### CHALLENGE
Count how many lines have the word "lights" in them. Reply with that number by itself.

[Entries taken from a collection]
____________________

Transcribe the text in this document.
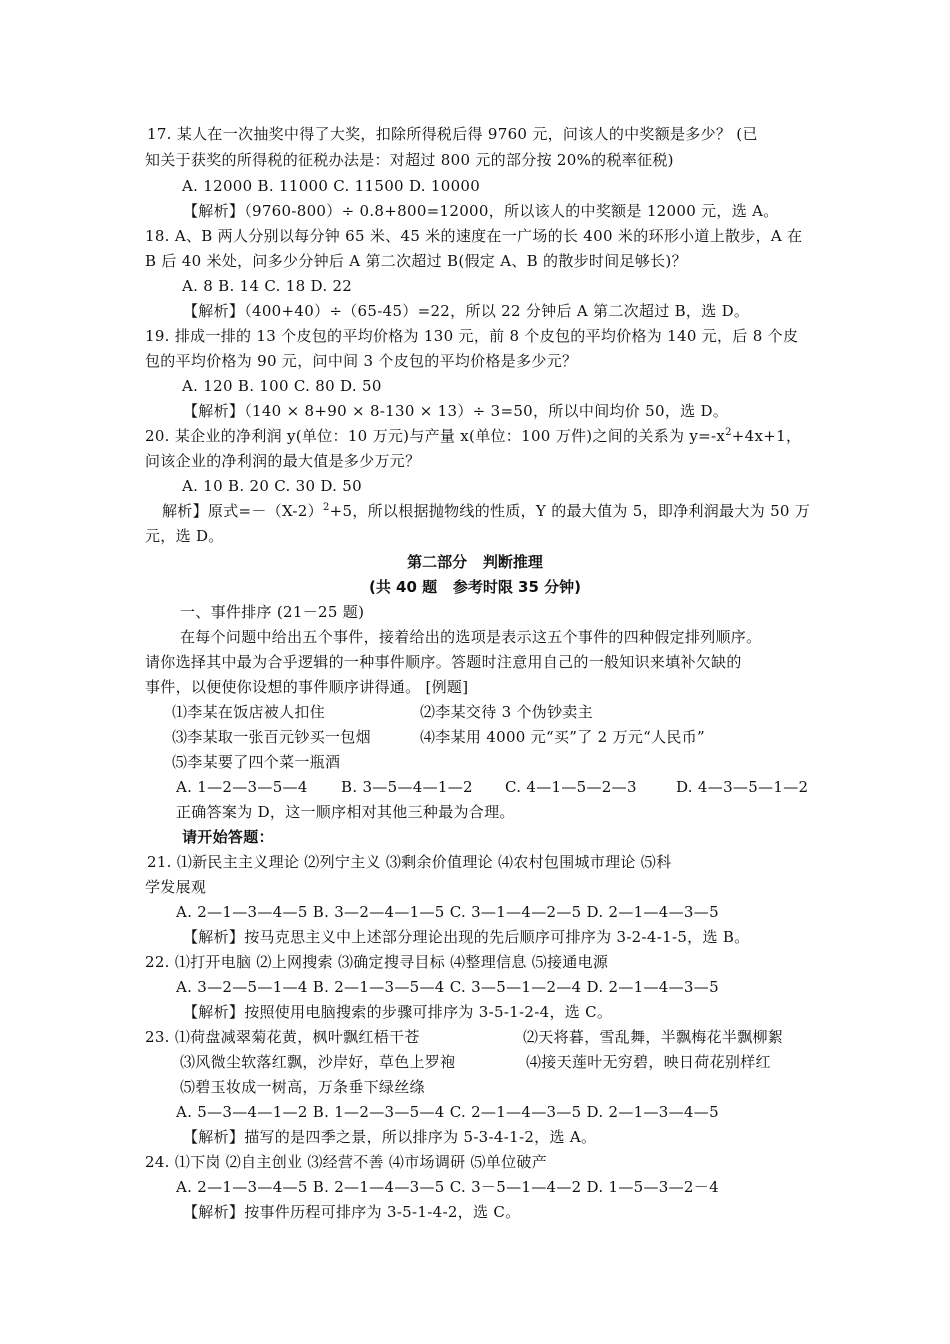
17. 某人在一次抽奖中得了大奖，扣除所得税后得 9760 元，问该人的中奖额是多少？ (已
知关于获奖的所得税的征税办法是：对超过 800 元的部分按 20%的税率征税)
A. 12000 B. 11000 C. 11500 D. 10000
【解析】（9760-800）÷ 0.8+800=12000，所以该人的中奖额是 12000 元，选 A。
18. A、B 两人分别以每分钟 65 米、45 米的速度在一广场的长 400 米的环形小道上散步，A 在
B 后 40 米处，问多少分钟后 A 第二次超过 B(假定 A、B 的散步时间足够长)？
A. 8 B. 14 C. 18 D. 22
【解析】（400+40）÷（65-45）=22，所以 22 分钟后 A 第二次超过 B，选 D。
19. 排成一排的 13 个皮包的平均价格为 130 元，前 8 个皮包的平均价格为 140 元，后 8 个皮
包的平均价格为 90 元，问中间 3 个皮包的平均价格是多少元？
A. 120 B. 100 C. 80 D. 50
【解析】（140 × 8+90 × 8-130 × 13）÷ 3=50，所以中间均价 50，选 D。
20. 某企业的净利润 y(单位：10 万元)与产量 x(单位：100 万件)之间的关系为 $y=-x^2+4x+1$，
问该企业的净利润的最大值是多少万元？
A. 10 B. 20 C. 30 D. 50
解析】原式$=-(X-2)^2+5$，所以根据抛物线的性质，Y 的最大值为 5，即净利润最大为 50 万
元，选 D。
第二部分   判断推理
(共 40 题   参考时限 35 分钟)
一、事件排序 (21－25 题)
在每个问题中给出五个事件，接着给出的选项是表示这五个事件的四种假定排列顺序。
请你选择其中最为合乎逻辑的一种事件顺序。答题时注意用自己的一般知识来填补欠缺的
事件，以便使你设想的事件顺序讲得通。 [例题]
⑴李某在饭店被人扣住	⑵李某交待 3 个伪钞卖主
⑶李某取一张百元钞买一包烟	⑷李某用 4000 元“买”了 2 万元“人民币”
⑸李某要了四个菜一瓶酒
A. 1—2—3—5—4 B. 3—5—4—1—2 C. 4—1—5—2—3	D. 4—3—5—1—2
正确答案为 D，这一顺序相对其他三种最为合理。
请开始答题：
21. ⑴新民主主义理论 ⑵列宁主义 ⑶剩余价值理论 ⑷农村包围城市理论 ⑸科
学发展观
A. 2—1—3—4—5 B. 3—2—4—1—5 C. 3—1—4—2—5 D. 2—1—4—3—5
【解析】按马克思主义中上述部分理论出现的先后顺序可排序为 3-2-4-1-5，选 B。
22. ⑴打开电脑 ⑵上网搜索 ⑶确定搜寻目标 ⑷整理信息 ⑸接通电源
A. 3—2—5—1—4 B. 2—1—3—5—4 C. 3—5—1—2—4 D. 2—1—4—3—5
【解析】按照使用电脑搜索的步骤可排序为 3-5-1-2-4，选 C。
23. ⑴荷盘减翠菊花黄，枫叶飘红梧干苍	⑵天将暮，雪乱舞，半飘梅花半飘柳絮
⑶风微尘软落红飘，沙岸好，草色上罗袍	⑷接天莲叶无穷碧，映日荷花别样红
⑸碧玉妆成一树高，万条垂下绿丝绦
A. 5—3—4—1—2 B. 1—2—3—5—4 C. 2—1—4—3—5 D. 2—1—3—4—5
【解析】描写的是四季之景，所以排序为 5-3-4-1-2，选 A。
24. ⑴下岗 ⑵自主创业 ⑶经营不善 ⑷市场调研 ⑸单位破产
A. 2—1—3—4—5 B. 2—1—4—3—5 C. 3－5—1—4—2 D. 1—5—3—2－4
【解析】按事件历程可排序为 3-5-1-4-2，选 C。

____________________

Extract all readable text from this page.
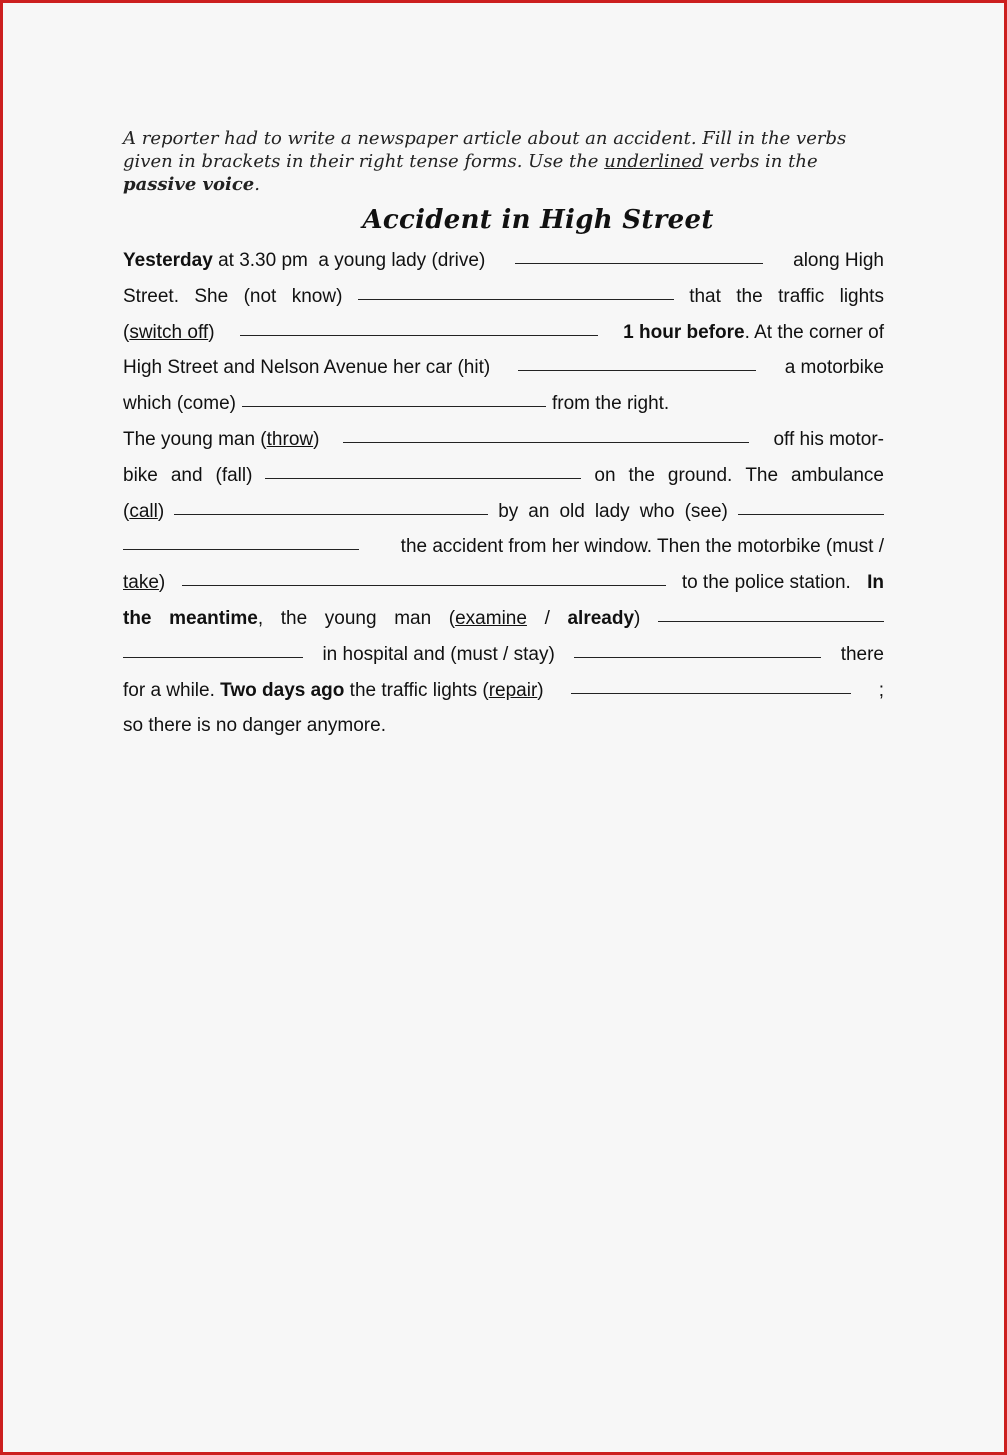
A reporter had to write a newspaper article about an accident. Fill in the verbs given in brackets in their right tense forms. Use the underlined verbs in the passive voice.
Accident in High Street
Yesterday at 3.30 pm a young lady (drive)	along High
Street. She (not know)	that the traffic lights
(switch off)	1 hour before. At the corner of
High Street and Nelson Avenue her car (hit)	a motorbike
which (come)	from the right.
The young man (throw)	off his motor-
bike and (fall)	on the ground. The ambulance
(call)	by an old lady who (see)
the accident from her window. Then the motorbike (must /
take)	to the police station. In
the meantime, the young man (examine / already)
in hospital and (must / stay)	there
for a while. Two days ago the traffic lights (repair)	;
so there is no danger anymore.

____________________

### RESPONSE TO THIS TASK
2